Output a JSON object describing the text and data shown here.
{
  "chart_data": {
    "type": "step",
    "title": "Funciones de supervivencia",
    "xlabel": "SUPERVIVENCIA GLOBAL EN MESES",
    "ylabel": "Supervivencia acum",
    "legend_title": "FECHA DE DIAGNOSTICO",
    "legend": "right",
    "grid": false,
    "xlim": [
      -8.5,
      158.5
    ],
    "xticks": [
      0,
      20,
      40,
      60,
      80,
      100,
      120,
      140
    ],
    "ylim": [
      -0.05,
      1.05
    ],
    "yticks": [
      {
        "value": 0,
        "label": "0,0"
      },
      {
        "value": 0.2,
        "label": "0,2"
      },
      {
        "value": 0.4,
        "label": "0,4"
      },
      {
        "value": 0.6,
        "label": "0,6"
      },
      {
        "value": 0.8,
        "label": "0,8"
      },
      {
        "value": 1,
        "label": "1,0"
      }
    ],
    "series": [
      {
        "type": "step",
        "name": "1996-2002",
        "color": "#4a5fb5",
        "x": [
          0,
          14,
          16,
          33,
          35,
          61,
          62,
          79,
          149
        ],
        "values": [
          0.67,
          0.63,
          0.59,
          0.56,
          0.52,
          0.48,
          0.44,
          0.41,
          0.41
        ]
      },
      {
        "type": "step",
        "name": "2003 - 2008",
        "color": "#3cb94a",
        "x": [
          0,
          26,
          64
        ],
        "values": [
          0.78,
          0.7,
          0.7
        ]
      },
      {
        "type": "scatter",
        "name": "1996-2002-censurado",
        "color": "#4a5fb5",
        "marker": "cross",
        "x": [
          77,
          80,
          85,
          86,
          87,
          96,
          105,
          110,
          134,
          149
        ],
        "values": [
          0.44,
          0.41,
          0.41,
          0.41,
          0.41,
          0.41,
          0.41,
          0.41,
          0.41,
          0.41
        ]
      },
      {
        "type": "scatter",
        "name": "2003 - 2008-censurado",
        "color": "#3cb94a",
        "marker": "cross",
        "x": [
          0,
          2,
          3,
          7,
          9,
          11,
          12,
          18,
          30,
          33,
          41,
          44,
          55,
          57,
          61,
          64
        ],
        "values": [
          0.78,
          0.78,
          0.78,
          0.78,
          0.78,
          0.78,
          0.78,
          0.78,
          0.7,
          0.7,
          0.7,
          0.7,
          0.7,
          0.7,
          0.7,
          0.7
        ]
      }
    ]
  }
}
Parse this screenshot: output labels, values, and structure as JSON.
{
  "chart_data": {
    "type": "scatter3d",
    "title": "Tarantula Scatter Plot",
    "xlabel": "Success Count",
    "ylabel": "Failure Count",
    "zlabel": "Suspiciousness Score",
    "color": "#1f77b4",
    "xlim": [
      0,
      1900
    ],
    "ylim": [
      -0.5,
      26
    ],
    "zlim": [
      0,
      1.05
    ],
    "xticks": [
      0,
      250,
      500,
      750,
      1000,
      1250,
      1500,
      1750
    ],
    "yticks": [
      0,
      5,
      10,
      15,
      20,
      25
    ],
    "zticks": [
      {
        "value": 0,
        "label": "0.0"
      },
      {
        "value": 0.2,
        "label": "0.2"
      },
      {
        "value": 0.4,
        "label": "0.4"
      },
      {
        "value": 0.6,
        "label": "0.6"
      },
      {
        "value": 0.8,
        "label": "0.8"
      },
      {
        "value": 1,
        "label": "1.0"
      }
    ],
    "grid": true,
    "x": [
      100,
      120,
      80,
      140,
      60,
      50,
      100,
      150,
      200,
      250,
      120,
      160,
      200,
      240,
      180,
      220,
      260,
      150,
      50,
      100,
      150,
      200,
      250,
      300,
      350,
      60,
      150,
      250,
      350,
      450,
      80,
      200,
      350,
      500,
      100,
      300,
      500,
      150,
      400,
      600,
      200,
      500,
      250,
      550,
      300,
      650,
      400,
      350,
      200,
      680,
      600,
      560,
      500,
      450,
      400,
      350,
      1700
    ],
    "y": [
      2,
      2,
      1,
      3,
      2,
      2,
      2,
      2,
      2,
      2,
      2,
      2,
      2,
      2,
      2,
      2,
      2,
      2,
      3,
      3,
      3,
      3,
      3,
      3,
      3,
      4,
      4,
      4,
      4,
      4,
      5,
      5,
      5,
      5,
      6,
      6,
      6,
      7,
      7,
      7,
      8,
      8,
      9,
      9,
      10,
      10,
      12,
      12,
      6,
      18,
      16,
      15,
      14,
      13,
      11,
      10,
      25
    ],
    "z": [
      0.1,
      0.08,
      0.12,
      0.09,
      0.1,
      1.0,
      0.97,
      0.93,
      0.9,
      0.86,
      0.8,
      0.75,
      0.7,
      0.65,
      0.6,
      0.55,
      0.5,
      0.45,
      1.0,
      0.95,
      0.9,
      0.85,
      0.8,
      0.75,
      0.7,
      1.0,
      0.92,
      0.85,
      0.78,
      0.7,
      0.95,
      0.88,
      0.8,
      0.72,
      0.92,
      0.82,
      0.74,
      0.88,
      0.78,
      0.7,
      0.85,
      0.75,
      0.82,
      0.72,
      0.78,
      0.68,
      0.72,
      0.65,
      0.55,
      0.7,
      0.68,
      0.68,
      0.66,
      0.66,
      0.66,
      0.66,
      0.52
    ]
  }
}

-----

§ **WORK TO COMPLETE**: Return each line of the data exactly as written above.

§ **REPLY TO THE EXERCISE**:
Output a JSON object describing the text and data shown here.
{
  "chart_data": {
    "type": "step",
    "title": "Funciones de supervivencia",
    "xlabel": "SUPERVIVENCIA GLOBAL EN MESES",
    "ylabel": "Supervivencia acum",
    "legend_title": "FECHA DE DIAGNOSTICO",
    "legend": "right",
    "grid": false,
    "xlim": [
      -8.5,
      158.5
    ],
    "xticks": [
      0,
      20,
      40,
      60,
      80,
      100,
      120,
      140
    ],
    "ylim": [
      -0.05,
      1.05
    ],
    "yticks": [
      {
        "value": 0,
        "label": "0,0"
      },
      {
        "value": 0.2,
        "label": "0,2"
      },
      {
        "value": 0.4,
        "label": "0,4"
      },
      {
        "value": 0.6,
        "label": "0,6"
      },
      {
        "value": 0.8,
        "label": "0,8"
      },
      {
        "value": 1,
        "label": "1,0"
      }
    ],
    "series": [
      {
        "type": "step",
        "name": "1996-2002",
        "color": "#4a5fb5",
        "x": [
          0,
          14,
          16,
          33,
          35,
          61,
          62,
          79,
          149
        ],
        "values": [
          0.67,
          0.63,
          0.59,
          0.56,
          0.52,
          0.48,
          0.44,
          0.41,
          0.41
        ]
      },
      {
        "type": "step",
        "name": "2003 - 2008",
        "color": "#3cb94a",
        "x": [
          0,
          26,
          64
        ],
        "values": [
          0.78,
          0.7,
          0.7
        ]
      },
      {
        "type": "scatter",
        "name": "1996-2002-censurado",
        "color": "#4a5fb5",
        "marker": "cross",
        "x": [
          77,
          80,
          85,
          86,
          87,
          96,
          105,
          110,
          134,
          149
        ],
        "values": [
          0.44,
          0.41,
          0.41,
          0.41,
          0.41,
          0.41,
          0.41,
          0.41,
          0.41,
          0.41
        ]
      },
      {
        "type": "scatter",
        "name": "2003 - 2008-censurado",
        "color": "#3cb94a",
        "marker": "cross",
        "x": [
          0,
          2,
          3,
          7,
          9,
          11,
          12,
          18,
          30,
          33,
          41,
          44,
          55,
          57,
          61,
          64
        ],
        "values": [
          0.78,
          0.78,
          0.78,
          0.78,
          0.78,
          0.78,
          0.78,
          0.78,
          0.7,
          0.7,
          0.7,
          0.7,
          0.7,
          0.7,
          0.7,
          0.7
        ]
      }
    ]
  }
}
Parse this screenshot: output labels, values, and structure as JSON.
{
  "chart_data": {
    "type": "scatter3d",
    "title": "Tarantula Scatter Plot",
    "xlabel": "Success Count",
    "ylabel": "Failure Count",
    "zlabel": "Suspiciousness Score",
    "color": "#1f77b4",
    "xlim": [
      0,
      1900
    ],
    "ylim": [
      -0.5,
      26
    ],
    "zlim": [
      0,
      1.05
    ],
    "xticks": [
      0,
      250,
      500,
      750,
      1000,
      1250,
      1500,
      1750
    ],
    "yticks": [
      0,
      5,
      10,
      15,
      20,
      25
    ],
    "zticks": [
      {
        "value": 0,
        "label": "0.0"
      },
      {
        "value": 0.2,
        "label": "0.2"
      },
      {
        "value": 0.4,
        "label": "0.4"
      },
      {
        "value": 0.6,
        "label": "0.6"
      },
      {
        "value": 0.8,
        "label": "0.8"
      },
      {
        "value": 1,
        "label": "1.0"
      }
    ],
    "grid": true,
    "x": [
      100,
      120,
      80,
      140,
      60,
      50,
      100,
      150,
      200,
      250,
      120,
      160,
      200,
      240,
      180,
      220,
      260,
      150,
      50,
      100,
      150,
      200,
      250,
      300,
      350,
      60,
      150,
      250,
      350,
      450,
      80,
      200,
      350,
      500,
      100,
      300,
      500,
      150,
      400,
      600,
      200,
      500,
      250,
      550,
      300,
      650,
      400,
      350,
      200,
      680,
      600,
      560,
      500,
      450,
      400,
      350,
      1700
    ],
    "y": [
      2,
      2,
      1,
      3,
      2,
      2,
      2,
      2,
      2,
      2,
      2,
      2,
      2,
      2,
      2,
      2,
      2,
      2,
      3,
      3,
      3,
      3,
      3,
      3,
      3,
      4,
      4,
      4,
      4,
      4,
      5,
      5,
      5,
      5,
      6,
      6,
      6,
      7,
      7,
      7,
      8,
      8,
      9,
      9,
      10,
      10,
      12,
      12,
      6,
      18,
      16,
      15,
      14,
      13,
      11,
      10,
      25
    ],
    "z": [
      0.1,
      0.08,
      0.12,
      0.09,
      0.1,
      1.0,
      0.97,
      0.93,
      0.9,
      0.86,
      0.8,
      0.75,
      0.7,
      0.65,
      0.6,
      0.55,
      0.5,
      0.45,
      1.0,
      0.95,
      0.9,
      0.85,
      0.8,
      0.75,
      0.7,
      1.0,
      0.92,
      0.85,
      0.78,
      0.7,
      0.95,
      0.88,
      0.8,
      0.72,
      0.92,
      0.82,
      0.74,
      0.88,
      0.78,
      0.7,
      0.85,
      0.75,
      0.82,
      0.72,
      0.78,
      0.68,
      0.72,
      0.65,
      0.55,
      0.7,
      0.68,
      0.68,
      0.66,
      0.66,
      0.66,
      0.66,
      0.52
    ]
  }
}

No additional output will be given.